Job: Write only the number of lines holding the string "source".

Given data:
# # # # # # #
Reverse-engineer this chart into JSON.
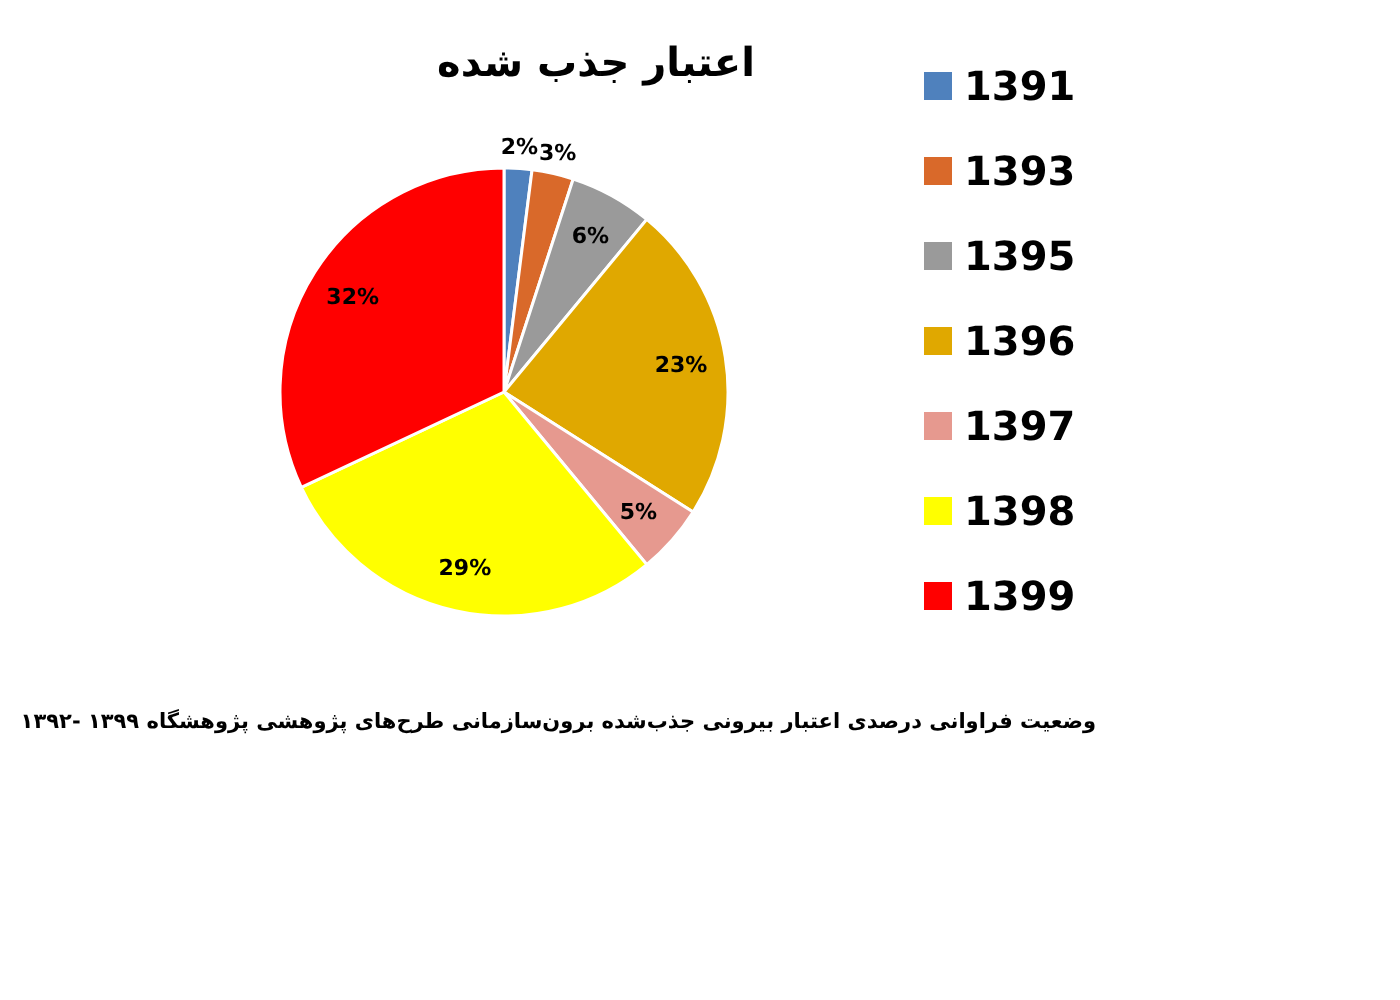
{
  "chart_data": {
    "type": "pie",
    "title": "اعتبار جذب شده",
    "categories": [
      "1391",
      "1393",
      "1395",
      "1396",
      "1397",
      "1398",
      "1399"
    ],
    "values": [
      2,
      3,
      6,
      23,
      5,
      29,
      32
    ],
    "colors": [
      "#4f81bd",
      "#d9692a",
      "#9a9a9a",
      "#e0a800",
      "#e6998f",
      "#ffff00",
      "#ff0000"
    ],
    "value_labels": [
      "2%",
      "3%",
      "6%",
      "23%",
      "5%",
      "29%",
      "32%"
    ],
    "legend": "right",
    "annotations": [
      "وضعیت فراوانی درصدی اعتبار بیرونی جذب‌شده برون‌سازمانی طرح‌های پژوهشی پژوهشگاه ۱۳۹۹ -۱۳۹۲"
    ]
  }
}
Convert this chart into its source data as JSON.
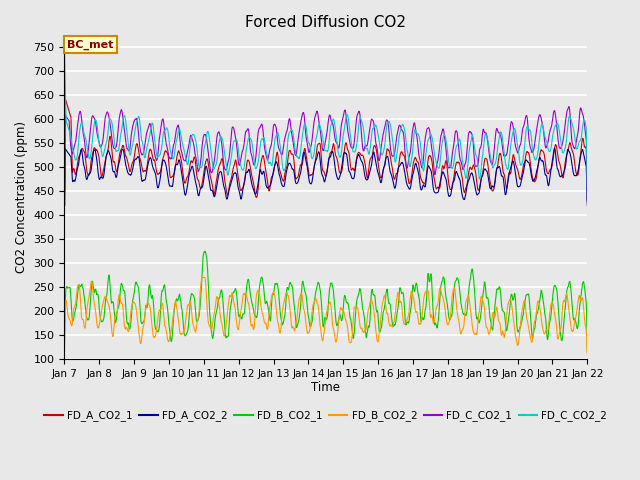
{
  "title": "Forced Diffusion CO2",
  "ylabel": "CO2 Concentration (ppm)",
  "xlabel": "Time",
  "ylim": [
    100,
    775
  ],
  "yticks": [
    100,
    150,
    200,
    250,
    300,
    350,
    400,
    450,
    500,
    550,
    600,
    650,
    700,
    750
  ],
  "plot_bg_color": "#e8e8e8",
  "grid_color": "white",
  "series": [
    {
      "label": "FD_A_CO2_1",
      "color": "#cc0000"
    },
    {
      "label": "FD_A_CO2_2",
      "color": "#000099"
    },
    {
      "label": "FD_B_CO2_1",
      "color": "#00cc00"
    },
    {
      "label": "FD_B_CO2_2",
      "color": "#ff9900"
    },
    {
      "label": "FD_C_CO2_1",
      "color": "#9900cc"
    },
    {
      "label": "FD_C_CO2_2",
      "color": "#00cccc"
    }
  ],
  "annotation": {
    "text": "BC_met",
    "facecolor": "#ffffcc",
    "edgecolor": "#cc8800",
    "textcolor": "#880000"
  },
  "n_points": 1440,
  "x_start": 7.0,
  "x_end": 22.0,
  "xtick_labels": [
    "Jan 7",
    "Jan 8",
    "Jan 9",
    "Jan 10",
    "Jan 11",
    "Jan 12",
    "Jan 13",
    "Jan 14",
    "Jan 15",
    "Jan 16",
    "Jan 17",
    "Jan 18",
    "Jan 19",
    "Jan 20",
    "Jan 21",
    "Jan 22"
  ],
  "xtick_positions": [
    7,
    8,
    9,
    10,
    11,
    12,
    13,
    14,
    15,
    16,
    17,
    18,
    19,
    20,
    21,
    22
  ]
}
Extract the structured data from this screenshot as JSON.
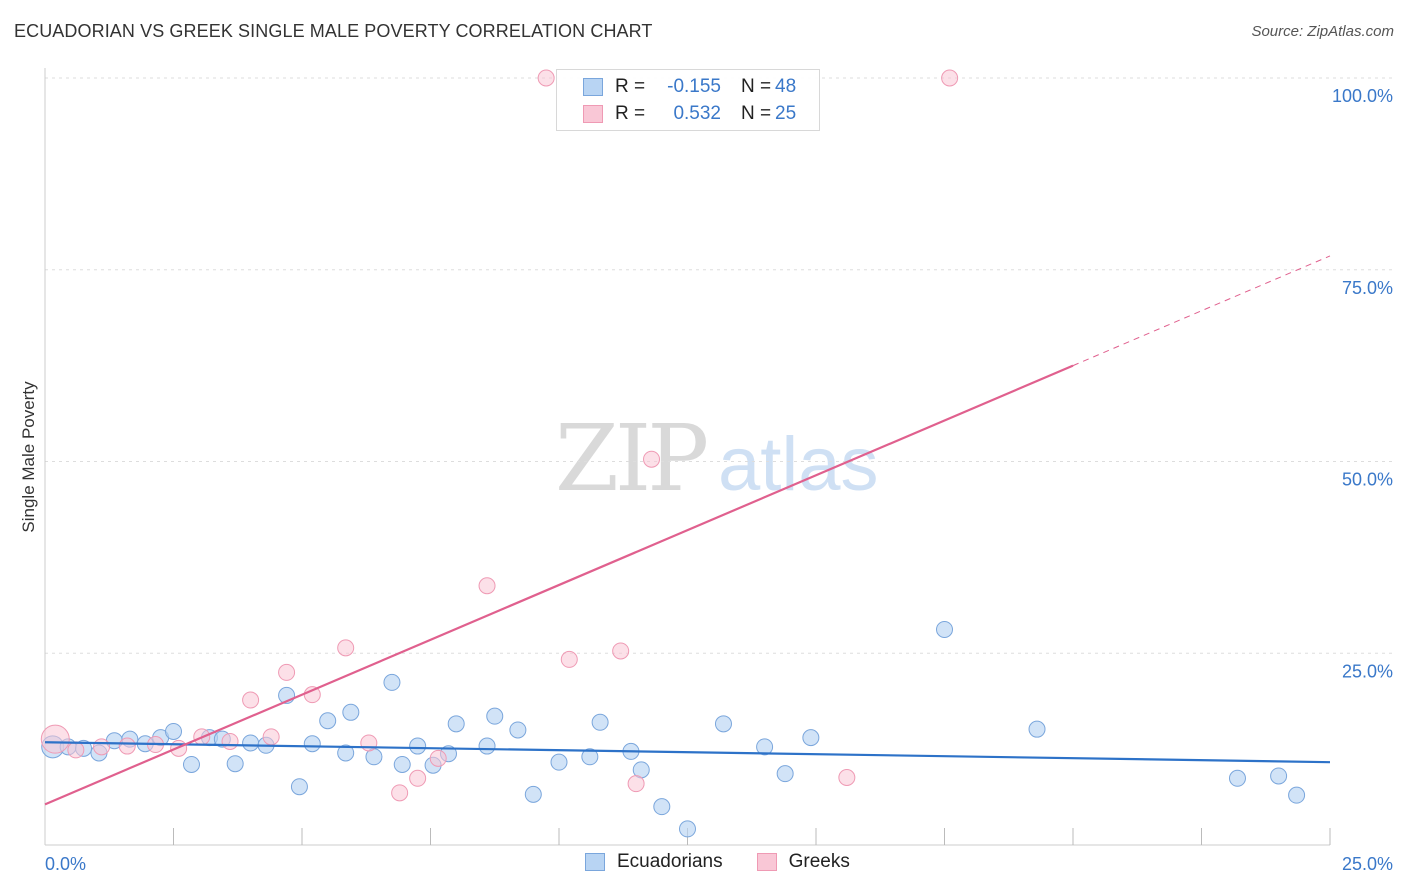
{
  "header": {
    "title": "ECUADORIAN VS GREEK SINGLE MALE POVERTY CORRELATION CHART",
    "source": "Source: ZipAtlas.com"
  },
  "legend": {
    "rows": [
      {
        "r_label": "R =",
        "r_value": "-0.155",
        "n_label": "N =",
        "n_value": "48"
      },
      {
        "r_label": "R =",
        "r_value": "0.532",
        "n_label": "N =",
        "n_value": "25"
      }
    ]
  },
  "bottom_legend": {
    "items": [
      {
        "label": "Ecuadorians"
      },
      {
        "label": "Greeks"
      }
    ]
  },
  "colors": {
    "blue_fill": "#b8d4f3",
    "blue_stroke": "#7aa6dc",
    "blue_line": "#2d72c8",
    "pink_fill": "#f9c7d6",
    "pink_stroke": "#ef9ab4",
    "pink_line": "#e0608e",
    "axis_label": "#3a78c9",
    "grid": "#dddddd"
  },
  "chart_data": {
    "type": "scatter",
    "title": "ECUADORIAN VS GREEK SINGLE MALE POVERTY CORRELATION CHART",
    "xlabel": "",
    "ylabel": "Single Male Poverty",
    "xlim": [
      0,
      25
    ],
    "ylim": [
      0,
      100
    ],
    "x_tick_labels": [
      "0.0%",
      "25.0%"
    ],
    "y_ticks": [
      25,
      50,
      75,
      100
    ],
    "y_tick_labels": [
      "25.0%",
      "50.0%",
      "75.0%",
      "100.0%"
    ],
    "watermark": {
      "zip": "ZIP",
      "atlas": "atlas"
    },
    "series": [
      {
        "name": "Ecuadorians",
        "r": -0.155,
        "n": 48,
        "points": [
          [
            0.15,
            12.8
          ],
          [
            0.45,
            12.8
          ],
          [
            0.75,
            12.6
          ],
          [
            1.05,
            12.0
          ],
          [
            1.35,
            13.6
          ],
          [
            1.65,
            13.8
          ],
          [
            1.95,
            13.2
          ],
          [
            2.25,
            14.0
          ],
          [
            2.5,
            14.8
          ],
          [
            2.85,
            10.5
          ],
          [
            3.2,
            14.0
          ],
          [
            3.45,
            13.8
          ],
          [
            3.7,
            10.6
          ],
          [
            4.0,
            13.3
          ],
          [
            4.3,
            13.0
          ],
          [
            4.7,
            19.5
          ],
          [
            4.95,
            7.6
          ],
          [
            5.2,
            13.2
          ],
          [
            5.5,
            16.2
          ],
          [
            5.85,
            12.0
          ],
          [
            5.95,
            17.3
          ],
          [
            6.4,
            11.5
          ],
          [
            6.75,
            21.2
          ],
          [
            6.95,
            10.5
          ],
          [
            7.25,
            12.9
          ],
          [
            7.55,
            10.4
          ],
          [
            7.85,
            11.9
          ],
          [
            8.0,
            15.8
          ],
          [
            8.6,
            12.9
          ],
          [
            8.75,
            16.8
          ],
          [
            9.2,
            15.0
          ],
          [
            9.5,
            6.6
          ],
          [
            10.0,
            10.8
          ],
          [
            10.6,
            11.5
          ],
          [
            10.8,
            16.0
          ],
          [
            11.4,
            12.2
          ],
          [
            11.6,
            9.8
          ],
          [
            12.0,
            5.0
          ],
          [
            12.5,
            2.1
          ],
          [
            13.2,
            15.8
          ],
          [
            14.0,
            12.8
          ],
          [
            14.4,
            9.3
          ],
          [
            14.9,
            14.0
          ],
          [
            17.5,
            28.1
          ],
          [
            19.3,
            15.1
          ],
          [
            23.2,
            8.7
          ],
          [
            24.0,
            9.0
          ],
          [
            24.35,
            6.5
          ]
        ],
        "trend": {
          "x0": 0,
          "y0": 13.4,
          "x1": 25,
          "y1": 10.8
        }
      },
      {
        "name": "Greeks",
        "r": 0.532,
        "n": 25,
        "points": [
          [
            0.2,
            13.8
          ],
          [
            0.6,
            12.4
          ],
          [
            1.1,
            12.8
          ],
          [
            1.6,
            12.9
          ],
          [
            2.15,
            13.1
          ],
          [
            2.6,
            12.6
          ],
          [
            3.05,
            14.1
          ],
          [
            3.6,
            13.5
          ],
          [
            4.0,
            18.9
          ],
          [
            4.4,
            14.1
          ],
          [
            4.7,
            22.5
          ],
          [
            5.2,
            19.6
          ],
          [
            5.85,
            25.7
          ],
          [
            6.3,
            13.3
          ],
          [
            6.9,
            6.8
          ],
          [
            7.25,
            8.7
          ],
          [
            7.65,
            11.3
          ],
          [
            8.6,
            33.8
          ],
          [
            9.75,
            100.0
          ],
          [
            10.2,
            24.2
          ],
          [
            11.2,
            25.3
          ],
          [
            11.5,
            8.0
          ],
          [
            11.8,
            50.3
          ],
          [
            15.6,
            8.8
          ],
          [
            17.6,
            100.0
          ]
        ],
        "trend_solid": {
          "x0": 0,
          "y0": 5.3,
          "x1": 20,
          "y1": 62.5
        },
        "trend_dashed": {
          "x0": 20,
          "y0": 62.5,
          "x1": 25,
          "y1": 76.8
        }
      }
    ]
  }
}
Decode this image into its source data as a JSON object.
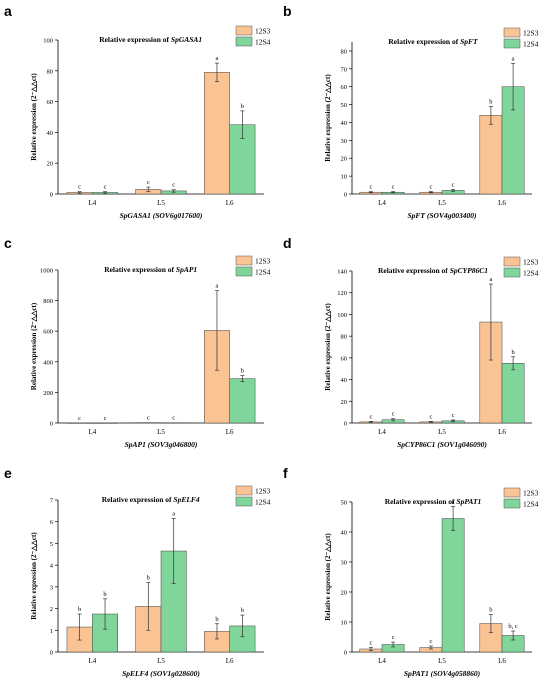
{
  "colors": {
    "12S3": "#f9c394",
    "12S4": "#7fd59a"
  },
  "panels": [
    {
      "letter": "a",
      "chart_data": {
        "type": "bar",
        "title_prefix": "Relative expression of ",
        "title_gene": "SpGASA1",
        "ylabel": "Relative expression (2⁻△△ct)",
        "xlabel_gene": "SpGASA1",
        "xlabel_id": " (SOV6g017600)",
        "categories": [
          "L4",
          "L5",
          "L6"
        ],
        "ylim": [
          0,
          100
        ],
        "yticks": [
          0,
          20,
          40,
          60,
          80,
          100
        ],
        "series": [
          {
            "name": "12S3",
            "values": [
              1,
              3,
              79
            ],
            "errors": [
              0.5,
              1.5,
              6
            ],
            "letters": [
              "c",
              "c",
              "a"
            ]
          },
          {
            "name": "12S4",
            "values": [
              1,
              2,
              45
            ],
            "errors": [
              0.5,
              0.8,
              9
            ],
            "letters": [
              "c",
              "c",
              "b"
            ]
          }
        ]
      }
    },
    {
      "letter": "b",
      "chart_data": {
        "type": "bar",
        "title_prefix": "Relative expression of ",
        "title_gene": "SpFT",
        "ylabel": "Relative expression (2⁻△△ct)",
        "xlabel_gene": "SpFT",
        "xlabel_id": " (SOV4g003400)",
        "categories": [
          "L4",
          "L5",
          "L6"
        ],
        "ylim": [
          0,
          85
        ],
        "yticks": [
          0,
          10,
          20,
          30,
          40,
          50,
          60,
          70,
          80
        ],
        "series": [
          {
            "name": "12S3",
            "values": [
              1,
              1,
              44
            ],
            "errors": [
              0.3,
              0.3,
              5
            ],
            "letters": [
              "c",
              "c",
              "b"
            ]
          },
          {
            "name": "12S4",
            "values": [
              1,
              2,
              60
            ],
            "errors": [
              0.3,
              0.5,
              13
            ],
            "letters": [
              "c",
              "c",
              "a"
            ]
          }
        ]
      }
    },
    {
      "letter": "c",
      "chart_data": {
        "type": "bar",
        "title_prefix": "Relative expression of ",
        "title_gene": "SpAP1",
        "ylabel": "Relative expression (2⁻△△ct)",
        "xlabel_gene": "SpAP1",
        "xlabel_id": " (SOV3g046800)",
        "categories": [
          "L4",
          "L5",
          "L6"
        ],
        "ylim": [
          0,
          1000
        ],
        "yticks": [
          0,
          200,
          400,
          600,
          800,
          1000
        ],
        "series": [
          {
            "name": "12S3",
            "values": [
              1,
              3,
              605
            ],
            "errors": [
              0,
              0,
              260
            ],
            "letters": [
              "c",
              "c",
              "a"
            ]
          },
          {
            "name": "12S4",
            "values": [
              1,
              2,
              290
            ],
            "errors": [
              0,
              0,
              20
            ],
            "letters": [
              "c",
              "c",
              "b"
            ]
          }
        ]
      }
    },
    {
      "letter": "d",
      "chart_data": {
        "type": "bar",
        "title_prefix": "Relative expression of ",
        "title_gene": "SpCYP86C1",
        "ylabel": "Relative expression (2⁻△△ct)",
        "xlabel_gene": "SpCYP86C1",
        "xlabel_id": " (SOV1g046090)",
        "categories": [
          "L4",
          "L5",
          "L6"
        ],
        "ylim": [
          0,
          140
        ],
        "yticks": [
          0,
          20,
          40,
          60,
          80,
          100,
          120,
          140
        ],
        "series": [
          {
            "name": "12S3",
            "values": [
              1,
              1,
              93
            ],
            "errors": [
              0.5,
              0.5,
              35
            ],
            "letters": [
              "c",
              "c",
              "a"
            ]
          },
          {
            "name": "12S4",
            "values": [
              3,
              2,
              55
            ],
            "errors": [
              1,
              0.8,
              6
            ],
            "letters": [
              "c",
              "c",
              "b"
            ]
          }
        ]
      }
    },
    {
      "letter": "e",
      "chart_data": {
        "type": "bar",
        "title_prefix": "Relative expression of ",
        "title_gene": "SpELF4",
        "ylabel": "Relative expression (2⁻△△ct)",
        "xlabel_gene": "SpELF4",
        "xlabel_id": " (SOV1g028600)",
        "categories": [
          "L4",
          "L5",
          "L6"
        ],
        "ylim": [
          0,
          7
        ],
        "yticks": [
          0,
          1,
          2,
          3,
          4,
          5,
          6,
          7
        ],
        "series": [
          {
            "name": "12S3",
            "values": [
              1.15,
              2.1,
              0.95
            ],
            "errors": [
              0.6,
              1.1,
              0.35
            ],
            "letters": [
              "b",
              "b",
              "b"
            ]
          },
          {
            "name": "12S4",
            "values": [
              1.75,
              4.65,
              1.2
            ],
            "errors": [
              0.7,
              1.5,
              0.5
            ],
            "letters": [
              "b",
              "a",
              "b"
            ]
          }
        ]
      }
    },
    {
      "letter": "f",
      "chart_data": {
        "type": "bar",
        "title_prefix": "Relative expression of ",
        "title_gene": "SpPAT1",
        "ylabel": "Relative expression (2⁻△△ct)",
        "xlabel_gene": "SpPAT1",
        "xlabel_id": " (SOV4g058860)",
        "categories": [
          "L4",
          "L5",
          "L6"
        ],
        "ylim": [
          0,
          50
        ],
        "yticks": [
          0,
          10,
          20,
          30,
          40,
          50
        ],
        "series": [
          {
            "name": "12S3",
            "values": [
              1,
              1.5,
              9.5
            ],
            "errors": [
              0.5,
              0.5,
              3
            ],
            "letters": [
              "c",
              "c",
              "b"
            ]
          },
          {
            "name": "12S4",
            "values": [
              2.5,
              44.5,
              5.5
            ],
            "errors": [
              0.8,
              4,
              1.5
            ],
            "letters": [
              "c",
              "a",
              "b, c"
            ]
          }
        ]
      }
    }
  ]
}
# # # # # # #
Reply to the exercise: 3